THE PROBLEM
Locate and copy all lines bearing the word "Política".

MATERIALS PROVIDED
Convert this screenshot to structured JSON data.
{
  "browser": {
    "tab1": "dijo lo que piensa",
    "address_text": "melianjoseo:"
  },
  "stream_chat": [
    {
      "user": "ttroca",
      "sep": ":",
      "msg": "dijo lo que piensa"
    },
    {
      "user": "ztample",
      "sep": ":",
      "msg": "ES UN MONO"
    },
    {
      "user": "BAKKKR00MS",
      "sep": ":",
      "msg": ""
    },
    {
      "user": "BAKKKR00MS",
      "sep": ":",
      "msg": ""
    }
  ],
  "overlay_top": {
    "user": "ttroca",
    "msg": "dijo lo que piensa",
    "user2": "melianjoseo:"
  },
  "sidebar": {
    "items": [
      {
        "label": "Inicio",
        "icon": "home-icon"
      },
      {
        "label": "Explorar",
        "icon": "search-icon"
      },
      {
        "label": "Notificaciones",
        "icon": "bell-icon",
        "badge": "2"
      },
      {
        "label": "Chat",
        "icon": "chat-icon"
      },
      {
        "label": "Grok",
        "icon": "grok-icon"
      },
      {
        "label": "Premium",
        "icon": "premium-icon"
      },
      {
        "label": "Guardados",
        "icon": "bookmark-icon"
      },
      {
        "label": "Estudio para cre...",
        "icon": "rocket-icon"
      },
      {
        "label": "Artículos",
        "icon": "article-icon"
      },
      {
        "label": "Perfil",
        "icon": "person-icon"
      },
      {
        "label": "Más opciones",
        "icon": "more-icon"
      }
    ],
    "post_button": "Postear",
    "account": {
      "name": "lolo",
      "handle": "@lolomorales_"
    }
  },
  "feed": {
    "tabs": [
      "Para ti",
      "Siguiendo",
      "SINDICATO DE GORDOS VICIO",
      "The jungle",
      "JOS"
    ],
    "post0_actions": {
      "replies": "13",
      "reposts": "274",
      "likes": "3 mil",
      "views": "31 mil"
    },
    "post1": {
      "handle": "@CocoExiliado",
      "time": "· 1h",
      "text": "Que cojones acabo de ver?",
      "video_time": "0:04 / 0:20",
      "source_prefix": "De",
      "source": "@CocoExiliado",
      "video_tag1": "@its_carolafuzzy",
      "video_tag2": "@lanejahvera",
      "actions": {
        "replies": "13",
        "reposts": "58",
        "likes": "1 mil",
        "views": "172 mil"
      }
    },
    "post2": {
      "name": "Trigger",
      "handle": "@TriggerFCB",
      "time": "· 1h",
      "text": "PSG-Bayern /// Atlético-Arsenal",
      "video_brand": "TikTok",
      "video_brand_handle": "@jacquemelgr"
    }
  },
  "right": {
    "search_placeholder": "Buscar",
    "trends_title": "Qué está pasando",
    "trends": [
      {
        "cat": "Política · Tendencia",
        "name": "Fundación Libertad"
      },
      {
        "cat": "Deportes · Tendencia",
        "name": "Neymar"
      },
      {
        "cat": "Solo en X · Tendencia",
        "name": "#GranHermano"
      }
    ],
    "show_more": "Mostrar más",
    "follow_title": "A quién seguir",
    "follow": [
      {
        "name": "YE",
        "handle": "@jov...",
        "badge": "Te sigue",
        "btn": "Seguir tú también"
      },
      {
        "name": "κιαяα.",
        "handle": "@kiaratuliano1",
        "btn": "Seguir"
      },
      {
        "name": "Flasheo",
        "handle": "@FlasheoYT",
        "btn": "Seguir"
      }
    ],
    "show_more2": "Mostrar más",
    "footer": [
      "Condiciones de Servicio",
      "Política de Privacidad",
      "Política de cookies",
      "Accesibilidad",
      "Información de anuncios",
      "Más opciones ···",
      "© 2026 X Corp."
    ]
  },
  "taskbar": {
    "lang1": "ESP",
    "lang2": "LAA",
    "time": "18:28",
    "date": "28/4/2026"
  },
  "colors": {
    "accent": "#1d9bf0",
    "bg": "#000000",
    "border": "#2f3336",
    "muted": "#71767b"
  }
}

ANSWER TO THIS EXERCISE
        "cat": "Política · Tendencia",
      "Política de Privacidad",
      "Política de cookies",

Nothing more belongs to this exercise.